● **PROBLEM TO WORK ON**: Send back all the data below, exactly as given.

Dataset items
--------------------------------------------------

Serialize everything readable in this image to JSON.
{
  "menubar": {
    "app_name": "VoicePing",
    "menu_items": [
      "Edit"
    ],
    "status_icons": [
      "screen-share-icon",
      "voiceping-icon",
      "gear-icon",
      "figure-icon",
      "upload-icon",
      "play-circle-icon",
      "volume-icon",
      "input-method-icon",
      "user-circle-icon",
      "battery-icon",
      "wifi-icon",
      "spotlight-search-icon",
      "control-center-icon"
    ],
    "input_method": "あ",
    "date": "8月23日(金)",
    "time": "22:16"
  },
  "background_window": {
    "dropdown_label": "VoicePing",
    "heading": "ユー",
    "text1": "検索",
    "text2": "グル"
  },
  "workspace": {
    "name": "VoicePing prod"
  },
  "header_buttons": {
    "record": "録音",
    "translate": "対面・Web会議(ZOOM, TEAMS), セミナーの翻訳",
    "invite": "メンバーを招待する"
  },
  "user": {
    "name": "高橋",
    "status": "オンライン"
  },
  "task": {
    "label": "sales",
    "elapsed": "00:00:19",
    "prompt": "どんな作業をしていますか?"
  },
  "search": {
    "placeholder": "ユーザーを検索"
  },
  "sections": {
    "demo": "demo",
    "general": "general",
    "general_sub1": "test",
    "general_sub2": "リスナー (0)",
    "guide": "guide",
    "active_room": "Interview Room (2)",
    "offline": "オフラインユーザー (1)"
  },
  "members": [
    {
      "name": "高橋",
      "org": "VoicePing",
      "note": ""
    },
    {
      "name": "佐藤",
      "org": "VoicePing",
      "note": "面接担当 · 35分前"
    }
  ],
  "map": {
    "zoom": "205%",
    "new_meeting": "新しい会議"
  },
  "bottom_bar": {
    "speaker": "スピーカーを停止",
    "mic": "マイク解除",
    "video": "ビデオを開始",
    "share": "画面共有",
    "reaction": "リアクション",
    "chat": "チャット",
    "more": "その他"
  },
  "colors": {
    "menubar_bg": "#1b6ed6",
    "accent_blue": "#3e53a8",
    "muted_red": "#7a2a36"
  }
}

--------------------------------------------------

● **SOLVED EXERCISE**:
Serialize everything readable in this image to JSON.
{
  "menubar": {
    "app_name": "VoicePing",
    "menu_items": [
      "Edit"
    ],
    "status_icons": [
      "screen-share-icon",
      "voiceping-icon",
      "gear-icon",
      "figure-icon",
      "upload-icon",
      "play-circle-icon",
      "volume-icon",
      "input-method-icon",
      "user-circle-icon",
      "battery-icon",
      "wifi-icon",
      "spotlight-search-icon",
      "control-center-icon"
    ],
    "input_method": "あ",
    "date": "8月23日(金)",
    "time": "22:16"
  },
  "background_window": {
    "dropdown_label": "VoicePing",
    "heading": "ユー",
    "text1": "検索",
    "text2": "グル"
  },
  "workspace": {
    "name": "VoicePing prod"
  },
  "header_buttons": {
    "record": "録音",
    "translate": "対面・Web会議(ZOOM, TEAMS), セミナーの翻訳",
    "invite": "メンバーを招待する"
  },
  "user": {
    "name": "高橋",
    "status": "オンライン"
  },
  "task": {
    "label": "sales",
    "elapsed": "00:00:19",
    "prompt": "どんな作業をしていますか?"
  },
  "search": {
    "placeholder": "ユーザーを検索"
  },
  "sections": {
    "demo": "demo",
    "general": "general",
    "general_sub1": "test",
    "general_sub2": "リスナー (0)",
    "guide": "guide",
    "active_room": "Interview Room (2)",
    "offline": "オフラインユーザー (1)"
  },
  "members": [
    {
      "name": "高橋",
      "org": "VoicePing",
      "note": ""
    },
    {
      "name": "佐藤",
      "org": "VoicePing",
      "note": "面接担当 · 35分前"
    }
  ],
  "map": {
    "zoom": "205%",
    "new_meeting": "新しい会議"
  },
  "bottom_bar": {
    "speaker": "スピーカーを停止",
    "mic": "マイク解除",
    "video": "ビデオを開始",
    "share": "画面共有",
    "reaction": "リアクション",
    "chat": "チャット",
    "more": "その他"
  },
  "colors": {
    "menubar_bg": "#1b6ed6",
    "accent_blue": "#3e53a8",
    "muted_red": "#7a2a36"
  }
}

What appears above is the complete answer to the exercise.